== 本文抜粋 ==
最高裁判所第一小法廷 昭和26年(オ)921号 判決 1953年6月18日
長野市上千歳町一一四二番地
上告人
原田努力
秋田県山本郡浜口村大口字大口七六番地
被上告人
荒谷金一郎
右当事者間の売掛代金請求事件について、東京高等裁判所が昭和二六年九月二七日言渡した判決に対し、上告人から全部破棄を求める旨の上告申立があつた。よつて当裁判所は次のとおり判決する。
主文
本件上告を棄却する。
上告費用は上告人の負担とする。
理由
論旨第一点及び第二点は、単なる訴訟法違反の主張であり、同第三点は事実認定の非難であり同第四点は単なる法令違反の主張でありすべて「最高裁判所における民事上告事件の審判の特例に関する法律」(昭和二五年五月四日法律一三八号)一号乃至三号のいずれにも該当せず、又同法にいわゆる「法令の解釈に関する重要な主張を含む」ものと認められない。(本件代金債務の弁済期当時被上告人が長野市に居住せず営業所も有せず、弁済の提供をなさんとしてもなし得なかつたとの事実は、原審で主張されなかつたものであるから、この事実を前提とする所論は上告適法の理由とは認められない。)
よつて、民訴四〇一条、九五条、八九条に従い、裁判官全員一致で主文のとおり判決する。
(裁判長裁判官 岩松三郎 裁判官 真野毅 裁判官 斎藤悠輔 裁判官 入江俊郎)
昭和二六年(オ)第九二一号
上告人 原田努力
被上告人 荒谷金一郎
上告人の上告理由
第一点 原判決理由の前段に「被控訴人(控上告人)は控訴人(上告人)に身欠鰊五拾俵を売渡すことを約定し、代金合計金拾七万五千円は同月廿七日現品の引渡しと同時に支払を受くべき約旨であつたことが認められる」との説明を附し、代金拾七万五千円は昭和廿五年六月廿七日現品引渡しと同時に被上告人に於て支払を受く可き約である旨を認定し、其の後段には「控訴人は被控訴人に対し叙上売買代金九万円並びに之に対する前項弁済期の翌日である昭和廿五年六月廿八日以降完済に至るまで商事法定利率である年六歩の割合による遅延損害金を支払うべき義務がある」と説明して、現品引取の六月廿七日を弁済期として遅滞の責ある旨を判示せり。然るに其の現品は当時訴外みすず冷蔵庫に寄託しありて上告人は約旨に基き、之に対する出荷指図書を交附され、之と取換に右冷蔵庫より現物の引渡を受けたることは当事者間に争いなき事実なり。かかる取引に関し代金の同時支払を契約せる場合は、之が支払方法に付き主張者に予め釈明を求め、其の取引内容を明らかにして支払遅滞の判断を為す可き筋合なるにも拘らず、同時履行の約旨のみに因り遅滞事実を即断したるは審理の不尽を免かれず、殊に被上告人は秋田県に居住して長野市には営業所を有せざりしにより現物引取の際、其の場所に居合すか若しくは其の所在を予め通知せざる限り上告人は支払代金の提供に途なし。然るに被上告人は引渡しに立会わず又た居所を明らかにせざりしに依り、原審が返済期の到来のみに因り遅滞の責を上告人に負わしめたるは不能を咎むると同時に商慣習にも反する不法の認定たるを免かれず。

== 課題 ==
上の判決文から、「上告費用は上告人の負担とする。」から「一致で主文のとおり判決する。」までの部分を一字一句違えずに書き写してください。

== 提供資料 ==
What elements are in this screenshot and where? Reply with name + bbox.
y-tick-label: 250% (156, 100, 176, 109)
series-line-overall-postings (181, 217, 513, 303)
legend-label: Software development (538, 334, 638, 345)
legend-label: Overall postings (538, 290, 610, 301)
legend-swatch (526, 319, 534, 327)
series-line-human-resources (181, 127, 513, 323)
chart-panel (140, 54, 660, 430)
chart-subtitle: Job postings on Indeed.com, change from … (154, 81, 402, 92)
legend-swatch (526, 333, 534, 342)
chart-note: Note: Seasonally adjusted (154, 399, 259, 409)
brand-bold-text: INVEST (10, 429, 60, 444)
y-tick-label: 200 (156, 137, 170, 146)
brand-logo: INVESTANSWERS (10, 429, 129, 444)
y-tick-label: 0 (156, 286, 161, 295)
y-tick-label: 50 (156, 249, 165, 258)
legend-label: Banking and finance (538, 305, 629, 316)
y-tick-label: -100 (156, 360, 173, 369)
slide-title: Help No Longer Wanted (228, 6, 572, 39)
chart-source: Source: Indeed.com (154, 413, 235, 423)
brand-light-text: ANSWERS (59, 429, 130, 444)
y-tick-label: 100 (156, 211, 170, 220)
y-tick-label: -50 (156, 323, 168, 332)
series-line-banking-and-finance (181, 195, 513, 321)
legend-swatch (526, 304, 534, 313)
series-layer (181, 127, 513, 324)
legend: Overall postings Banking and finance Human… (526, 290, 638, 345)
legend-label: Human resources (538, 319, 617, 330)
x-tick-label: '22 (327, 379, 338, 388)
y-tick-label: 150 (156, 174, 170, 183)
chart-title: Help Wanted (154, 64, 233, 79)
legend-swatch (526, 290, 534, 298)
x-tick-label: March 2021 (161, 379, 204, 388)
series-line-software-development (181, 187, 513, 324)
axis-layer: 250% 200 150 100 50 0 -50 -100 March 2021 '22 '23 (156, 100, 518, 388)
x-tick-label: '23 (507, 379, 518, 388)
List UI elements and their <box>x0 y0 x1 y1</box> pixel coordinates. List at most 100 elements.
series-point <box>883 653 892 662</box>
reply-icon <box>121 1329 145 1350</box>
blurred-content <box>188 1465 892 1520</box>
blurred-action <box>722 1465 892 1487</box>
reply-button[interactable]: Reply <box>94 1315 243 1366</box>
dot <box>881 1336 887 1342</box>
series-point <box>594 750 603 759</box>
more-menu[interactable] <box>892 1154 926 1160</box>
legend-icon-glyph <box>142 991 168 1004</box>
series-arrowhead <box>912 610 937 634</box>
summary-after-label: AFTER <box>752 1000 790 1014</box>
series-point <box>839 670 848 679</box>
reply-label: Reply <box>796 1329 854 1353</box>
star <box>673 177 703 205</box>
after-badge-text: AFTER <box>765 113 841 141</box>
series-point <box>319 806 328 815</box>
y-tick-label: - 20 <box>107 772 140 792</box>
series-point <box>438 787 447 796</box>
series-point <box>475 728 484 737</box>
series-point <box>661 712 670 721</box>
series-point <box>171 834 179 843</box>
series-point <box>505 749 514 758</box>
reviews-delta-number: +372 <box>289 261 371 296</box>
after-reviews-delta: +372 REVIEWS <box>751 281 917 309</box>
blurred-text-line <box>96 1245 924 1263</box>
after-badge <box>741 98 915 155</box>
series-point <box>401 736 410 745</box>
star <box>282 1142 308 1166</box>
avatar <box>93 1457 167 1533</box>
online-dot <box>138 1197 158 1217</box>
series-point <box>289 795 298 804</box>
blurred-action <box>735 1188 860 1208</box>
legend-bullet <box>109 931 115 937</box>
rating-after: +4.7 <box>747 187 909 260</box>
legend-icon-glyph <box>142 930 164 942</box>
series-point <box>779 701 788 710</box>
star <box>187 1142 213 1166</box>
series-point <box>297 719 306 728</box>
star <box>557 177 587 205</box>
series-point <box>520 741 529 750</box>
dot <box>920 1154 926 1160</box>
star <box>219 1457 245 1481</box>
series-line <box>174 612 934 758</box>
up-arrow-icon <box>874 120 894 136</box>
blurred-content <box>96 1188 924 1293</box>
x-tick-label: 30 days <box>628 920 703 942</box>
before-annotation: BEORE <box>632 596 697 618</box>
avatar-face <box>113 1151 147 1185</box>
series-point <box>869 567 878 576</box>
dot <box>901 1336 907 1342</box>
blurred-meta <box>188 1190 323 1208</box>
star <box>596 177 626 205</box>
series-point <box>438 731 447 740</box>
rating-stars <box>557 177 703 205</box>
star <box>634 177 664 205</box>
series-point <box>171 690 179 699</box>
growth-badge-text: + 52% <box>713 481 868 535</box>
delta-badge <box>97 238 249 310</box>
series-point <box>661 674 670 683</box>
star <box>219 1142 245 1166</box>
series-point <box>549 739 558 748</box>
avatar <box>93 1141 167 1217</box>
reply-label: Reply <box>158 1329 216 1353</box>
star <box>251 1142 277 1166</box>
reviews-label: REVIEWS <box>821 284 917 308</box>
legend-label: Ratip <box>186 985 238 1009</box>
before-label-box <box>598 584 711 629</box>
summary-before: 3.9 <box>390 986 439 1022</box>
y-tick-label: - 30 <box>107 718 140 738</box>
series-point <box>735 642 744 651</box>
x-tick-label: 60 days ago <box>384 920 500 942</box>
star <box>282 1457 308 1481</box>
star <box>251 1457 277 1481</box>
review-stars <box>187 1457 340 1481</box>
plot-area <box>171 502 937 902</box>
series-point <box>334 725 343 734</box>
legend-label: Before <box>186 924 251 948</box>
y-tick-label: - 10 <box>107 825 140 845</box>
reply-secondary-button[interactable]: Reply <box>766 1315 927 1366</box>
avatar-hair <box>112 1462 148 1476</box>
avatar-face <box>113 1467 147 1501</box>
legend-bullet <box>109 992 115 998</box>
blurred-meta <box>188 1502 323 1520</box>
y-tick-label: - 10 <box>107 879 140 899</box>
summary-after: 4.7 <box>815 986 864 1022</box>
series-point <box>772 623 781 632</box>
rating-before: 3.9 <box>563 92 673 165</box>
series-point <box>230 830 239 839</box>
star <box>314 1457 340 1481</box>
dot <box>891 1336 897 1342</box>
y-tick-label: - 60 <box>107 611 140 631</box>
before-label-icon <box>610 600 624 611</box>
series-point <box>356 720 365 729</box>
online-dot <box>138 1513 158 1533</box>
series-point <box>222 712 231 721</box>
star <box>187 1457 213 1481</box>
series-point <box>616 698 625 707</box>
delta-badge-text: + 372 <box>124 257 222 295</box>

== 解答 ==
上告費用は上告人の負担とする。
理由
論旨第一点及び第二点は、単なる訴訟法違反の主張であり、同第三点は事実認定の非難であり同第四点は単なる法令違反の主張でありすべて「最高裁判所における民事上告事件の審判の特例に関する法律」(昭和二五年五月四日法律一三八号)一号乃至三号のいずれにも該当せず、又同法にいわゆる「法令の解釈に関する重要な主張を含む」ものと認められない。(本件代金債務の弁済期当時被上告人が長野市に居住せず営業所も有せず、弁済の提供をなさんとしてもなし得なかつたとの事実は、原審で主張されなかつたものであるから、この事実を前提とする所論は上告適法の理由とは認められない。)
よつて、民訴四〇一条、九五条、八九条に従い、裁判官全員一致で主文のとおり判決する。